Court of Appeals of Kansas.
Dec 12, 2014
339 P.3d 413 (Kan. Ct. App. 2014)

Opinion

110,867.

12-12-2014

STATE of Kansas, Appellee, v. Luke REED, Appellant.

Sean M.A. Hatfield and Carl F.A. Maughan, of Maughan Law Group LC, of Wichita, for appellant. Julie A. Koon, assistant district attorney, Marc Bennett, district attorney, and Derek Schmidt, attorney general, for appellee.


Sean M.A. Hatfield and Carl F.A. Maughan, of Maughan Law Group LC, of Wichita, for appellant.

Julie A. Koon, assistant district attorney, Marc Bennett, district attorney, and Derek Schmidt, attorney general, for appellee.

Before PIERRON, P.J., BRUNS and SCHROEDER, JJ.

Opinion

PER CURIAM.

Luke Reed appeals from the summary denial of his postconviction motion filed pursuant to K.S.A.2012 Supp. 60–260 and K.S.A. 60–2606. Reed contends that instead of denying the motion summarily, the district court should have appointed counsel and held a hearing. Reed also argues that the district court failed to make sufficient findings of fact and conclusions of law. Nevertheless, we find that Reed filed his motion under civil statutes that do not apply to collateral attacks on a criminal conviction and sentence. Moreover, we find that the issue presented is barred under the doctrine of res judicata. Thus, we affirm.

On September 15, 1982, a jury convicted Reed of rape and aggravated kidnapping. The sentencing court imposed consecutive sentences of 15 years to life imprisonment for the rape conviction and life imprisonment for the aggravated kidnapping conviction. The Kansas Supreme Court affirmed Reed's conviction on December 2, 1983. State v. Reed, No. 55,225, unpublished Supreme Court opinion filed December 2, 1983. Since that time, Reed has filed numerous motions challenging his convictions, including at least eight motions under K.S.A. 60–1507. See Reed v. State, No. 104,127, 2011 WL 3795471, at *1 (Kan.App.2011) (unpublished opinion), rev. denied 293 Kan. 1107 (2012).

On April 3, 2013, Reed filed a motion for relief from final judgment under K.S.A.2012 Supp. 60–260 and K.S.A. 60–2606. Reed argued that he was entitled to relief from judgment because the jury instruction that discussed liability for crimes of another reduced the State's burden of proof. The State responded, arguing that the district court could summarily deny the motion without holding an evidentiary hearing because Reed could have raised the jury instruction issue on direct appeal. The State also argued that the district court did not have authority to grant relief in this criminal action using civil procedure statutes.

On June 11, 2013, the district court denied Reed's motion on a minute sheet order that stated: “Issue raised was issue from appeal and cannot be raised in this type of motion. Trial court has no authority to grant relief at this point.” Thereafter, Reed timely appealed to this court.

* [Extracted data]
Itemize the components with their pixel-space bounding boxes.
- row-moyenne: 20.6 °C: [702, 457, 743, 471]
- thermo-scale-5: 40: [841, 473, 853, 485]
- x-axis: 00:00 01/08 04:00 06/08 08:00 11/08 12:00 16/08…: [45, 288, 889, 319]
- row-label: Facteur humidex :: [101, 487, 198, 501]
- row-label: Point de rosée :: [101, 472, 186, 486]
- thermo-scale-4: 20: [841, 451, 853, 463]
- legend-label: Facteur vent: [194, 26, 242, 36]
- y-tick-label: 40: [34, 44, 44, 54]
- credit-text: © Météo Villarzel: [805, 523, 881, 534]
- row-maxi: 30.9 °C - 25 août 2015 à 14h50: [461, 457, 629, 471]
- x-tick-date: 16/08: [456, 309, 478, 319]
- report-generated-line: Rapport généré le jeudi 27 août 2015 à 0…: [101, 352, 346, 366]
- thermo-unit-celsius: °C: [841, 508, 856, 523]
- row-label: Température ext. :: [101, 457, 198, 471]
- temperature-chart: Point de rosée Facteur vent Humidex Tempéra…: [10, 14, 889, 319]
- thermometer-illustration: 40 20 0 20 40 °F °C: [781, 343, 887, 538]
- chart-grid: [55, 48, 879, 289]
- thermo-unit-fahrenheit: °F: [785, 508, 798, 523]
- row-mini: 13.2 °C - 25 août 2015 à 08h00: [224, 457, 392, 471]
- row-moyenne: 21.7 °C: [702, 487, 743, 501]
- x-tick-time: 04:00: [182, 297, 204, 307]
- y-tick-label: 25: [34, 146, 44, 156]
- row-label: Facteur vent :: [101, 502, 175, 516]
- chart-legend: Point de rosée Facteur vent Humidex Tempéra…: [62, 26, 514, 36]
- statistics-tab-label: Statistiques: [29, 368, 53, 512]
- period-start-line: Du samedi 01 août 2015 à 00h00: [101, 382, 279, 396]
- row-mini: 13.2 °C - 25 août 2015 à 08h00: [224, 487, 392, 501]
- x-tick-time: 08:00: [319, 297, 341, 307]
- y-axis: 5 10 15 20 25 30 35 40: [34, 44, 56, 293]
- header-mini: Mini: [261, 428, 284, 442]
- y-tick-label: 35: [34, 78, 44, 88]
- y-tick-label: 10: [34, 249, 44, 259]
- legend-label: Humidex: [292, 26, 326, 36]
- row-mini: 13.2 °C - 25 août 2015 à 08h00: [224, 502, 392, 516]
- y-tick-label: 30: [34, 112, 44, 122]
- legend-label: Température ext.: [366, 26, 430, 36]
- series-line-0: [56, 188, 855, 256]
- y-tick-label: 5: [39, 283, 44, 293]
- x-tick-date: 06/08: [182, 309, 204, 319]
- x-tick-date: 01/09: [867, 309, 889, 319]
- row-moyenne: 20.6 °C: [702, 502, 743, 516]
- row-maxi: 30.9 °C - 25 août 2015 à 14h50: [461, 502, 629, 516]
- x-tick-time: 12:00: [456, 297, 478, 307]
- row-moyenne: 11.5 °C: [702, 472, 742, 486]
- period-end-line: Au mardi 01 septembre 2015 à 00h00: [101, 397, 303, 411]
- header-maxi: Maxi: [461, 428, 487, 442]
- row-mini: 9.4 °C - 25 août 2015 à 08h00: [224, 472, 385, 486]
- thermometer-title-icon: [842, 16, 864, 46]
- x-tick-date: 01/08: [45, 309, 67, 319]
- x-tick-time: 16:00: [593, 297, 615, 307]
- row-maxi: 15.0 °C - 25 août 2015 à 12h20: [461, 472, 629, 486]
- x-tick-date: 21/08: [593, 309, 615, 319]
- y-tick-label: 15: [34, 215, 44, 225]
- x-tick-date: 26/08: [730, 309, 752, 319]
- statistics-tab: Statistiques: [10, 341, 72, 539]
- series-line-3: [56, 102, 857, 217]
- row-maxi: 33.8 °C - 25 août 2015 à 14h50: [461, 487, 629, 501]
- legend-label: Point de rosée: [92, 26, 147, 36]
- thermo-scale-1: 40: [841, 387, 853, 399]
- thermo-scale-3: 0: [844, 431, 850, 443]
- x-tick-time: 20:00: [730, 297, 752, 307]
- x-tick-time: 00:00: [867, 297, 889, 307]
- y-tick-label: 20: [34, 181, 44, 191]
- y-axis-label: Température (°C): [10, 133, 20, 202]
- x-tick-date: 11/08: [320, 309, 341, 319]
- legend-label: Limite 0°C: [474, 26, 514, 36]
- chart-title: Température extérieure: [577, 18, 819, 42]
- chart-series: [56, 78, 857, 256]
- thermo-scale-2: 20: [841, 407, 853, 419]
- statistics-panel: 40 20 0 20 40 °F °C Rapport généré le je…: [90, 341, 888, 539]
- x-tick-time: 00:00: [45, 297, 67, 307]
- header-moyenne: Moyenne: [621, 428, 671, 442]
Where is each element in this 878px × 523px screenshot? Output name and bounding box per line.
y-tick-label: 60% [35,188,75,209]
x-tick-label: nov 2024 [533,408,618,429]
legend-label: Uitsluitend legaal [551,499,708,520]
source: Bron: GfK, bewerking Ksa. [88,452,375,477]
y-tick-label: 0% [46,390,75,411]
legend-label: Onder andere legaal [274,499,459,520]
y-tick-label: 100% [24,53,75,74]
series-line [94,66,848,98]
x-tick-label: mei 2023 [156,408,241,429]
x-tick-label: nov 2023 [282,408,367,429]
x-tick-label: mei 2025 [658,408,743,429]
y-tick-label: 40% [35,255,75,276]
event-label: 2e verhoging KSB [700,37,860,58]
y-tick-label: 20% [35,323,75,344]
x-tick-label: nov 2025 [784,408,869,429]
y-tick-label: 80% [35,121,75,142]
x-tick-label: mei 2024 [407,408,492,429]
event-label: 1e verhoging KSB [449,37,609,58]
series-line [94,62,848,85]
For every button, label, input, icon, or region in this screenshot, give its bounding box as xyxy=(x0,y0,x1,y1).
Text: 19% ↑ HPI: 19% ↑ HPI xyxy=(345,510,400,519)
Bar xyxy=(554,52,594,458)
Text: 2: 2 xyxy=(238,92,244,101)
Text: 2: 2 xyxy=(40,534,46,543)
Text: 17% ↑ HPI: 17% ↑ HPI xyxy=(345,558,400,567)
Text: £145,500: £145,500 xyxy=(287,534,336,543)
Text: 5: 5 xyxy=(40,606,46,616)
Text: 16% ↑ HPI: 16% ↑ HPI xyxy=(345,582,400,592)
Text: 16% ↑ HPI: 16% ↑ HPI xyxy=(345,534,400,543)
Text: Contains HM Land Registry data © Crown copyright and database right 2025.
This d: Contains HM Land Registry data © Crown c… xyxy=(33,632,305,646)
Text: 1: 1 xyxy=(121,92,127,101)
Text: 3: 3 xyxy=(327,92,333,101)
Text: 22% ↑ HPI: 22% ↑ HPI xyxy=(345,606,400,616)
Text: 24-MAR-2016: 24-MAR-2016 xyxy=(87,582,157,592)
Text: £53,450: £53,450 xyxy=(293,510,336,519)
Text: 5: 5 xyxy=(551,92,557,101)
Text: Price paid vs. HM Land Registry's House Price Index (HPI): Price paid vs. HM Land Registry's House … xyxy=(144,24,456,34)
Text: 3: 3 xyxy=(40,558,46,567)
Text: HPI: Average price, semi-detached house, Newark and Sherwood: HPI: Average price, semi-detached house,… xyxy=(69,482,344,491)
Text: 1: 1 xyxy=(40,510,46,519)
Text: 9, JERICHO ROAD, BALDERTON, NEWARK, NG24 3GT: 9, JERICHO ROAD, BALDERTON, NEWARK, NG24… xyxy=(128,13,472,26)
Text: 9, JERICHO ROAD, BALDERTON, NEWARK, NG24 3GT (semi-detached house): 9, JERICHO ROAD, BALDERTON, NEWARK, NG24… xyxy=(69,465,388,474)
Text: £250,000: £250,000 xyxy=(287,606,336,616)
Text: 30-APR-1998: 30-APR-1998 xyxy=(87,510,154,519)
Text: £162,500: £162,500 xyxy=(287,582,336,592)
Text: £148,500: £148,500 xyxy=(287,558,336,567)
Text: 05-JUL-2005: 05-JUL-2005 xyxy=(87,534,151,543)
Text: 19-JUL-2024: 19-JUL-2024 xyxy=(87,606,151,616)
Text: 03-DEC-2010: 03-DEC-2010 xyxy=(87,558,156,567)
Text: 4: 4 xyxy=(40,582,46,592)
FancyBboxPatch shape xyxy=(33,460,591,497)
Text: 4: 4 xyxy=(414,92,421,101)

* [Work to complete]
(1) According to the court opinion, on what date did the district court deny Reed's motion?
(2) Rewrite the part of the court opinion starting at "On September 15, 1982, a" and ending at "Kan. 1107 (2012).", substituting "concurrent" for "consecutive".

* [Solved tasks]
(1) June 11, 2013.

(2)
On September 15, 1982, a jury convicted Reed of rape and aggravated kidnapping. The sentencing court imposed concurrent sentences of 15 years to life imprisonment for the rape conviction and life imprisonment for the aggravated kidnapping conviction. The Kansas Supreme Court affirmed Reed's conviction on December 2, 1983. State v. Reed, No. 55,225, unpublished Supreme Court opinion filed December 2, 1983. Since that time, Reed has filed numerous motions challenging his convictions, including at least eight motions under K.S.A. 60–1507. See Reed v. State, No. 104,127, 2011 WL 3795471, at *1 (Kan.App.2011) (unpublished opinion), rev. denied 293 Kan. 1107 (2012).